INSTRUCTIONS TO FOLLOW. Locate every line in the material below that has the word "until". Copy each of those lines.

LISTED RECORDS.
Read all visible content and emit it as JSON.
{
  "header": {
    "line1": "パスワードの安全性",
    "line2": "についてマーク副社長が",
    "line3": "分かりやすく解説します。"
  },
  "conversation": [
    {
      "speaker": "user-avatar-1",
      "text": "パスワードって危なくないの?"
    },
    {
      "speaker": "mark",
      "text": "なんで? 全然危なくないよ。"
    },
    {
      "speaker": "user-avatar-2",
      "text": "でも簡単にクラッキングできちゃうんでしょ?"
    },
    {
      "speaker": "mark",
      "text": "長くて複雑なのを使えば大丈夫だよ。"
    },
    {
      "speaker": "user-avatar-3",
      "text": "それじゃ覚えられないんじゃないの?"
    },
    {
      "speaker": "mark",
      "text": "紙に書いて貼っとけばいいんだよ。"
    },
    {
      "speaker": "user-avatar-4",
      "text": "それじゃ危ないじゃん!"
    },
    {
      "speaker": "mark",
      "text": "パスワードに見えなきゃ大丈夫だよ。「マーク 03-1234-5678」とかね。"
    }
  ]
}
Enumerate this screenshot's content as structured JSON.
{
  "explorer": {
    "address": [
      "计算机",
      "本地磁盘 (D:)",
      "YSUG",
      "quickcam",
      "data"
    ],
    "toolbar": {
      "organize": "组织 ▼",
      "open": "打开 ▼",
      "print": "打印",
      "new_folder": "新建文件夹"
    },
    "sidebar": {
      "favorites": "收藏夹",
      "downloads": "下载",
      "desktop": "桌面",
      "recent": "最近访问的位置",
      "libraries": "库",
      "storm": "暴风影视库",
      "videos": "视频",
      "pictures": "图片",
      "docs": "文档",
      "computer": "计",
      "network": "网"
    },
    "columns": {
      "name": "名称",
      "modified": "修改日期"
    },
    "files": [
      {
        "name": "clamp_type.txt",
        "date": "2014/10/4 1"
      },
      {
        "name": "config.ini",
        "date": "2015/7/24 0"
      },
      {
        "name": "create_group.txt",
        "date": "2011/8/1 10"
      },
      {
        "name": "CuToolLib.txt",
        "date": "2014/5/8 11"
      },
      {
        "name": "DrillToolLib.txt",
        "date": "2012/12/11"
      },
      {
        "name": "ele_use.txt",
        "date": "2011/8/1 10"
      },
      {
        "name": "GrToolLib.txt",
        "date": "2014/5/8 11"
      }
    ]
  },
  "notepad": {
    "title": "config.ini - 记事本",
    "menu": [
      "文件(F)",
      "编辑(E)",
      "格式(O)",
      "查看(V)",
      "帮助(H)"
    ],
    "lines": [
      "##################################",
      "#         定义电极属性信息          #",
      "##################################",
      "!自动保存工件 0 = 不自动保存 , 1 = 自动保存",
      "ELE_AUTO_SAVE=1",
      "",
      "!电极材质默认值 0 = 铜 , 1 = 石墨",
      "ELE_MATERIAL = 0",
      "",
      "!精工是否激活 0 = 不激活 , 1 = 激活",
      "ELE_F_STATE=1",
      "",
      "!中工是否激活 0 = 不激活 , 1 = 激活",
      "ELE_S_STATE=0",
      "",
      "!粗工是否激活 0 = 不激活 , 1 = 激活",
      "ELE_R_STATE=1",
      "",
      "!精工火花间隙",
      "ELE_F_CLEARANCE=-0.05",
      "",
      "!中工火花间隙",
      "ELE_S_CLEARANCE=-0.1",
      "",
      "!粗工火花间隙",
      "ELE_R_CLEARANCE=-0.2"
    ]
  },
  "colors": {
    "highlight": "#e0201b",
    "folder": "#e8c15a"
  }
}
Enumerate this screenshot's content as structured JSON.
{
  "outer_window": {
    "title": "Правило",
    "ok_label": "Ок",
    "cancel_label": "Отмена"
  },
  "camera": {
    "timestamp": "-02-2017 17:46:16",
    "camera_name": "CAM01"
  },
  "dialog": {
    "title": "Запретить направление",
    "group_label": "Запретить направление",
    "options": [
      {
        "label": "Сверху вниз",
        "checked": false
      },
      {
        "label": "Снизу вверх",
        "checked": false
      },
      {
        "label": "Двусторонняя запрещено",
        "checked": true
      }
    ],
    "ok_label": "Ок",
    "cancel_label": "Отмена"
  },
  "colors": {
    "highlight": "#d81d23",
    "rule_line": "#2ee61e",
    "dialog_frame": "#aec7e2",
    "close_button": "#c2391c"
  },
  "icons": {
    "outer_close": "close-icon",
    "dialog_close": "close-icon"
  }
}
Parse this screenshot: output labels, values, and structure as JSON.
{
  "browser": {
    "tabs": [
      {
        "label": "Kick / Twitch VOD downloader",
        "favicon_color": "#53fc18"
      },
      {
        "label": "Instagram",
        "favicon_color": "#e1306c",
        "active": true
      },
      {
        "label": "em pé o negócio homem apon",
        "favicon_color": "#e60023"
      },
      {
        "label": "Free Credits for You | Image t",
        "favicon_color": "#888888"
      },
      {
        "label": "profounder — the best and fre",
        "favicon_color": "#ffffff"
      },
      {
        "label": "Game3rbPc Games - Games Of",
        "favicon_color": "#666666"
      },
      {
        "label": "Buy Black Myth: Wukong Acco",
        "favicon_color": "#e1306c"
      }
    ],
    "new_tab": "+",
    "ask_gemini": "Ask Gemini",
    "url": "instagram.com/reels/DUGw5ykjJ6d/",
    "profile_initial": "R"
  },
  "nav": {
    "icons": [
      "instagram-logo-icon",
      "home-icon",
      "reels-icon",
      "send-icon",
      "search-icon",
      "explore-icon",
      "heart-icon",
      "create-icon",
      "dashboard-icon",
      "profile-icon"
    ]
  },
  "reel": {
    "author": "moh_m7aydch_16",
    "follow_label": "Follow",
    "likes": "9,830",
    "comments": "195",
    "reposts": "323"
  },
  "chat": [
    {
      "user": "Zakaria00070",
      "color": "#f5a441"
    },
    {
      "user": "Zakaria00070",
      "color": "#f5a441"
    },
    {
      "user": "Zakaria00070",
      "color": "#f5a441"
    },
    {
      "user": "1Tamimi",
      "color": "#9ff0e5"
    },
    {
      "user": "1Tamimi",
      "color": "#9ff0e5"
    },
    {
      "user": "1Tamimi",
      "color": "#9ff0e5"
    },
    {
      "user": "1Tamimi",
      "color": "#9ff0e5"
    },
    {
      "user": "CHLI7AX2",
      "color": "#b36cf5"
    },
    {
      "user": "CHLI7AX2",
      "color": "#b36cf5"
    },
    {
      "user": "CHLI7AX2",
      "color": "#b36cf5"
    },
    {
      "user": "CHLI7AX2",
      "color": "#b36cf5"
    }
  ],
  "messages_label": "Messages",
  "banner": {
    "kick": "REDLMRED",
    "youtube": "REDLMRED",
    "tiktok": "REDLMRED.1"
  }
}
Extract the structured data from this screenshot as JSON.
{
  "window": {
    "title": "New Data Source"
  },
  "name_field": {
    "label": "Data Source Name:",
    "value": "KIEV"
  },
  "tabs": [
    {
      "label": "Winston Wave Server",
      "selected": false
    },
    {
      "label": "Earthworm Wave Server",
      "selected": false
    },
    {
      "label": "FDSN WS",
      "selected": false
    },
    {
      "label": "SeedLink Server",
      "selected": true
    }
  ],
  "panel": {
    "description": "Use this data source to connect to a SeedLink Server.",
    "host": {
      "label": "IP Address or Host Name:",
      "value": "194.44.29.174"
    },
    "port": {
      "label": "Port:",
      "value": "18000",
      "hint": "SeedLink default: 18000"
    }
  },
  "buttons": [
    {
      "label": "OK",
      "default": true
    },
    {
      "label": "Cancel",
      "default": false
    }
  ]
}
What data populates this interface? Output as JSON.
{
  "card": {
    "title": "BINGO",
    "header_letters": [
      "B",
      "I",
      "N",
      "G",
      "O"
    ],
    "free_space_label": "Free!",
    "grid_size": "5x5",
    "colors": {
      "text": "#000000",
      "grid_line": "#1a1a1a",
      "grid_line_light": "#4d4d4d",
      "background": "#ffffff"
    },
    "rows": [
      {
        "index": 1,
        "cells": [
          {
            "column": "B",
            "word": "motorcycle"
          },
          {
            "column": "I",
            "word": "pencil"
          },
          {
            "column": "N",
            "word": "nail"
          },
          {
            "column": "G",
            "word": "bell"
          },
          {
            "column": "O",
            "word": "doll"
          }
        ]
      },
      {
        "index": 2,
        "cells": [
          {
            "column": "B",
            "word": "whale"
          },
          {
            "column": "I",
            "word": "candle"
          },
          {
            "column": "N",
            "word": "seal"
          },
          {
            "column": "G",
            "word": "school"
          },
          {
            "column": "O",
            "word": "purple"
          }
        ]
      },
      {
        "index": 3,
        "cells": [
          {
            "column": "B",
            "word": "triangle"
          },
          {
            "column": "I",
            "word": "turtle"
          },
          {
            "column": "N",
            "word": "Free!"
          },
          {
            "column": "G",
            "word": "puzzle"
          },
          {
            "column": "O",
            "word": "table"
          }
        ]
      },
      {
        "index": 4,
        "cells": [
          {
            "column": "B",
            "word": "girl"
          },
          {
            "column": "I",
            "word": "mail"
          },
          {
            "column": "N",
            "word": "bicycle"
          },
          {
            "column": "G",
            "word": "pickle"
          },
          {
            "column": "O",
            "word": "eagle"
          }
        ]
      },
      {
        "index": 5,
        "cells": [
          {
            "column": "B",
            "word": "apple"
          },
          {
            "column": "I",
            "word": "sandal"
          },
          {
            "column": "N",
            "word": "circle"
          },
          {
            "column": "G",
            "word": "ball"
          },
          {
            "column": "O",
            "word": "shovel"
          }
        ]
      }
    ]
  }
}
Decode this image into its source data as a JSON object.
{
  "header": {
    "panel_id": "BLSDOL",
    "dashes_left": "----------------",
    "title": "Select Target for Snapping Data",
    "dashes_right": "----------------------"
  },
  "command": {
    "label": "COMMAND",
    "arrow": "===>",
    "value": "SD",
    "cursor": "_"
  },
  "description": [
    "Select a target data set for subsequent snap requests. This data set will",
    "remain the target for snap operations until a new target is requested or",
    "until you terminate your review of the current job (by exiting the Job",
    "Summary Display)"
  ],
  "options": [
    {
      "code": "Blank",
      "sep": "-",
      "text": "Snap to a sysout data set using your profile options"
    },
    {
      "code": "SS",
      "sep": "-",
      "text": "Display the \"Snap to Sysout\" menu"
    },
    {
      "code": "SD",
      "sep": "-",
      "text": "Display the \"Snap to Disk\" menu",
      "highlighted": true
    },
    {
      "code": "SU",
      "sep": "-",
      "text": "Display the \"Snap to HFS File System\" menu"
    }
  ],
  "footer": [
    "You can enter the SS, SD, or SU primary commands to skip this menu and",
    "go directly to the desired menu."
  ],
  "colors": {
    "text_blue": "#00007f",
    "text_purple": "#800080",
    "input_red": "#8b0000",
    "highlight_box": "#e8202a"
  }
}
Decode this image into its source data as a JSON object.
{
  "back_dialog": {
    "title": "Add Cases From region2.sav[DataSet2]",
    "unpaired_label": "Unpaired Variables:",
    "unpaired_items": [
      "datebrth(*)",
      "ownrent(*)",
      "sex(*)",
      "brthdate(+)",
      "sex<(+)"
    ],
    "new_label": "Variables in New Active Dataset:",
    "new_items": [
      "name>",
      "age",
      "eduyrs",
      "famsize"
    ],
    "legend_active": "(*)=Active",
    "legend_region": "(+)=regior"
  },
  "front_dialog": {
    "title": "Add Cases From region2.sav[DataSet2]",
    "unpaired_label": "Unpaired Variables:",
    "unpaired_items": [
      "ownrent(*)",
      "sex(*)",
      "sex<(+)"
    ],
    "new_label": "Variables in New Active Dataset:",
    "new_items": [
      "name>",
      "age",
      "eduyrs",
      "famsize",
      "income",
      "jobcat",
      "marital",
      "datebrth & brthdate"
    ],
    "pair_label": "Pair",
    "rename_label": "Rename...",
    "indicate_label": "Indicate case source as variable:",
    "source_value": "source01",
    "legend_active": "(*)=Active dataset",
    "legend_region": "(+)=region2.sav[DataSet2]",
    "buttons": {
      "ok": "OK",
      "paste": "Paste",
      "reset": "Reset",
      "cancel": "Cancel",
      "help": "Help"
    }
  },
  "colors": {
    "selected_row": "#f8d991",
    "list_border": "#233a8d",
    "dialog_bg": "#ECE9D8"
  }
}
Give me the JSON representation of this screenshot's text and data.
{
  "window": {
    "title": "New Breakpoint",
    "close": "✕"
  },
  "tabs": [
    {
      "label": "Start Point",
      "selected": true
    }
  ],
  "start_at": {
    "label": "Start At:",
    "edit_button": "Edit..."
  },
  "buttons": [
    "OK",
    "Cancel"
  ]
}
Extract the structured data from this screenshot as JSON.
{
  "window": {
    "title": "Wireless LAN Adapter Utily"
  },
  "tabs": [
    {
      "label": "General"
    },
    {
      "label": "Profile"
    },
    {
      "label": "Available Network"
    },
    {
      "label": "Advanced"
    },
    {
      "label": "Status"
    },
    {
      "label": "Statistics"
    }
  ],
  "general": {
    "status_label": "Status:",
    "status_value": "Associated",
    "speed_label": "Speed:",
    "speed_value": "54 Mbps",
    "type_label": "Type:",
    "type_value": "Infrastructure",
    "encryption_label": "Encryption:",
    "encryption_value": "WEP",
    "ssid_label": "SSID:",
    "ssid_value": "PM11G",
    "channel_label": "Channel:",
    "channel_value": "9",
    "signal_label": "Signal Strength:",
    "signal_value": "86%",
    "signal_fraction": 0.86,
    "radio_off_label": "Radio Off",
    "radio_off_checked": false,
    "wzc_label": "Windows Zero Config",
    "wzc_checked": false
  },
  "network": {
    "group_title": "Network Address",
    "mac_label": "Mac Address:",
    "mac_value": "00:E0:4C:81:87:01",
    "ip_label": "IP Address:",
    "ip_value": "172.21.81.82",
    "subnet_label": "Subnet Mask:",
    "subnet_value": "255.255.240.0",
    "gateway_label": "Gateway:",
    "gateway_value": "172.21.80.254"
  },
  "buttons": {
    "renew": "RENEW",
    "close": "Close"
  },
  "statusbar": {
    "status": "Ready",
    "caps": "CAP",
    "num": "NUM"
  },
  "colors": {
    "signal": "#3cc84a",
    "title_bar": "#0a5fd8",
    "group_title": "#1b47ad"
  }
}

WRITTEN ANSWER.
    "remain the target for snap operations until a new target is requested or",
    "until you terminate your review of the current job (by exiting the Job",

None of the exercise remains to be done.